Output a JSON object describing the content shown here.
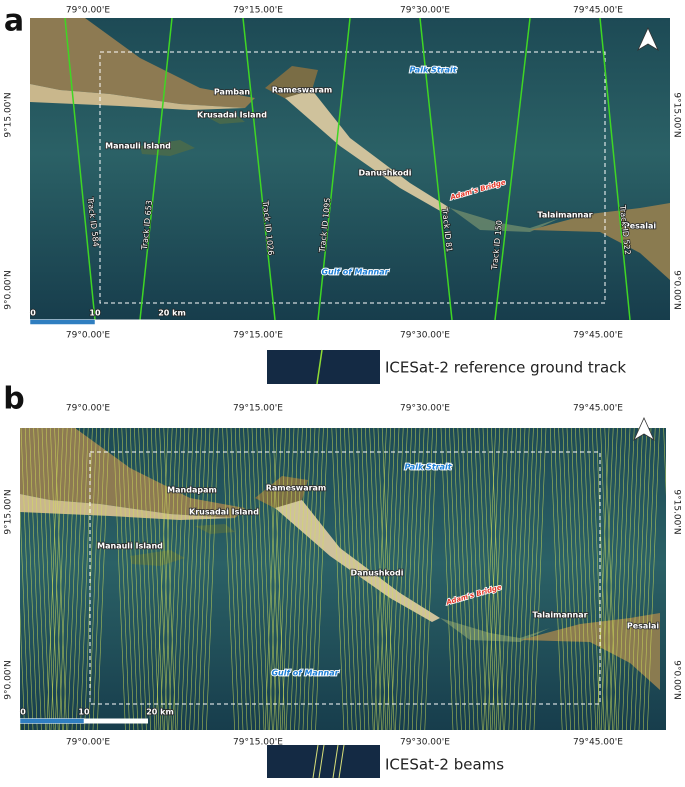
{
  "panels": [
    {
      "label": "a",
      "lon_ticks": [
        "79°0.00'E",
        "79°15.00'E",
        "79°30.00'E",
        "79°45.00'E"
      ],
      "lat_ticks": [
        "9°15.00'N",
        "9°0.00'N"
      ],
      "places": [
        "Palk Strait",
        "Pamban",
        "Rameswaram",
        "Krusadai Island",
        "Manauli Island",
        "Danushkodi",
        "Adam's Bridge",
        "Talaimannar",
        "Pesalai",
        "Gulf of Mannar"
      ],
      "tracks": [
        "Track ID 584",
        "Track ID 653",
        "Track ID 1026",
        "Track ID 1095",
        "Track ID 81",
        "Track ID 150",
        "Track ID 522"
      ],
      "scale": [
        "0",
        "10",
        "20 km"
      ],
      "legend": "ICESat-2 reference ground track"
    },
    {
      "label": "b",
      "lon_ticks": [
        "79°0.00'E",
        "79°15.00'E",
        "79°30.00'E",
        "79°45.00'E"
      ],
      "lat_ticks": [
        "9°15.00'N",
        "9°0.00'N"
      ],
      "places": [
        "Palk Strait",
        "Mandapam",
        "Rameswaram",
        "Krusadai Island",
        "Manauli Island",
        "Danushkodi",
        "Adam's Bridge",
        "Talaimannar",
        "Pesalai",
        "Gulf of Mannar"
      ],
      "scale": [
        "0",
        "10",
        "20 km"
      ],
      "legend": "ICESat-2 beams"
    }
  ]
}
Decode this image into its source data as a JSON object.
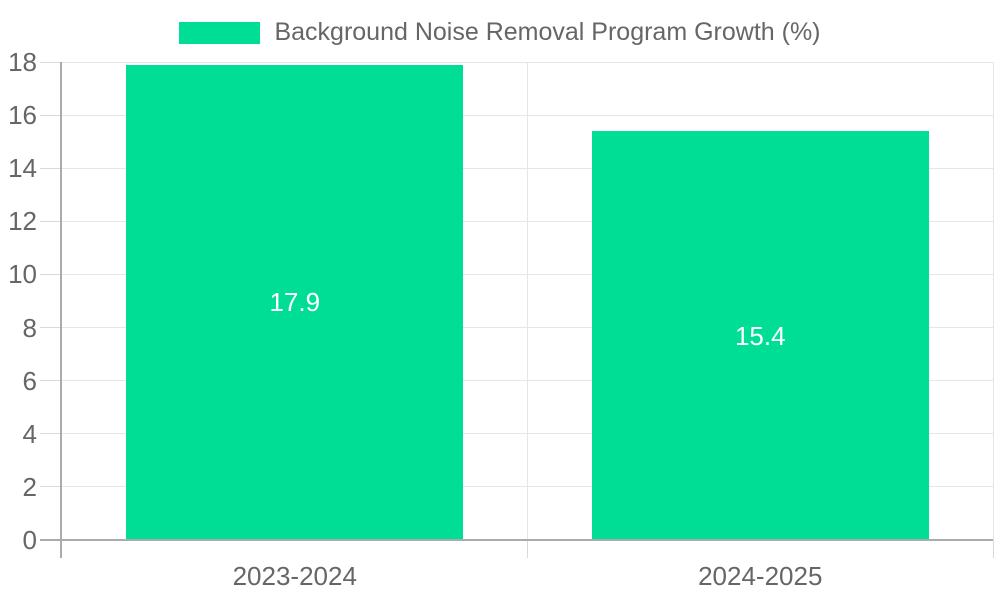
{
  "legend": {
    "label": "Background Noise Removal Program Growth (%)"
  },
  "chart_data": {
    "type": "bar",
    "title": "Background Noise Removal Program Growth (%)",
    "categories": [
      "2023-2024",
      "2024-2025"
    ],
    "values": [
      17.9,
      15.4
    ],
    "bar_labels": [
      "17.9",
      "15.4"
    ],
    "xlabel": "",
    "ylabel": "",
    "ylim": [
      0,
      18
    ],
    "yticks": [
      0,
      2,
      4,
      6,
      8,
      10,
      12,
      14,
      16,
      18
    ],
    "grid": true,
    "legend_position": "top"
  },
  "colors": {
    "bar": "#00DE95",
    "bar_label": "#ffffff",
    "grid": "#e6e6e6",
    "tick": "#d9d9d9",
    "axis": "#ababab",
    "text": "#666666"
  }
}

● **Exercise aim**: None of the pictures should appear; repeat the records exactly otherwise.

● **Result for this exercise**:
Output a JSON object describing the content shown here.
{
  "panels": [
    {
      "label": "a",
      "lon_ticks": [
        "79°0.00'E",
        "79°15.00'E",
        "79°30.00'E",
        "79°45.00'E"
      ],
      "lat_ticks": [
        "9°15.00'N",
        "9°0.00'N"
      ],
      "places": [
        "Palk Strait",
        "Pamban",
        "Rameswaram",
        "Krusadai Island",
        "Manauli Island",
        "Danushkodi",
        "Adam's Bridge",
        "Talaimannar",
        "Pesalai",
        "Gulf of Mannar"
      ],
      "tracks": [
        "Track ID 584",
        "Track ID 653",
        "Track ID 1026",
        "Track ID 1095",
        "Track ID 81",
        "Track ID 150",
        "Track ID 522"
      ],
      "scale": [
        "0",
        "10",
        "20 km"
      ],
      "legend": "ICESat-2 reference ground track"
    },
    {
      "label": "b",
      "lon_ticks": [
        "79°0.00'E",
        "79°15.00'E",
        "79°30.00'E",
        "79°45.00'E"
      ],
      "lat_ticks": [
        "9°15.00'N",
        "9°0.00'N"
      ],
      "places": [
        "Palk Strait",
        "Mandapam",
        "Rameswaram",
        "Krusadai Island",
        "Manauli Island",
        "Danushkodi",
        "Adam's Bridge",
        "Talaimannar",
        "Pesalai",
        "Gulf of Mannar"
      ],
      "scale": [
        "0",
        "10",
        "20 km"
      ],
      "legend": "ICESat-2 beams"
    }
  ]
}
Decode this image into its source data as a JSON object.
{
  "legend": {
    "label": "Background Noise Removal Program Growth (%)"
  },
  "chart_data": {
    "type": "bar",
    "title": "Background Noise Removal Program Growth (%)",
    "categories": [
      "2023-2024",
      "2024-2025"
    ],
    "values": [
      17.9,
      15.4
    ],
    "bar_labels": [
      "17.9",
      "15.4"
    ],
    "xlabel": "",
    "ylabel": "",
    "ylim": [
      0,
      18
    ],
    "yticks": [
      0,
      2,
      4,
      6,
      8,
      10,
      12,
      14,
      16,
      18
    ],
    "grid": true,
    "legend_position": "top"
  },
  "colors": {
    "bar": "#00DE95",
    "bar_label": "#ffffff",
    "grid": "#e6e6e6",
    "tick": "#d9d9d9",
    "axis": "#ababab",
    "text": "#666666"
  }
}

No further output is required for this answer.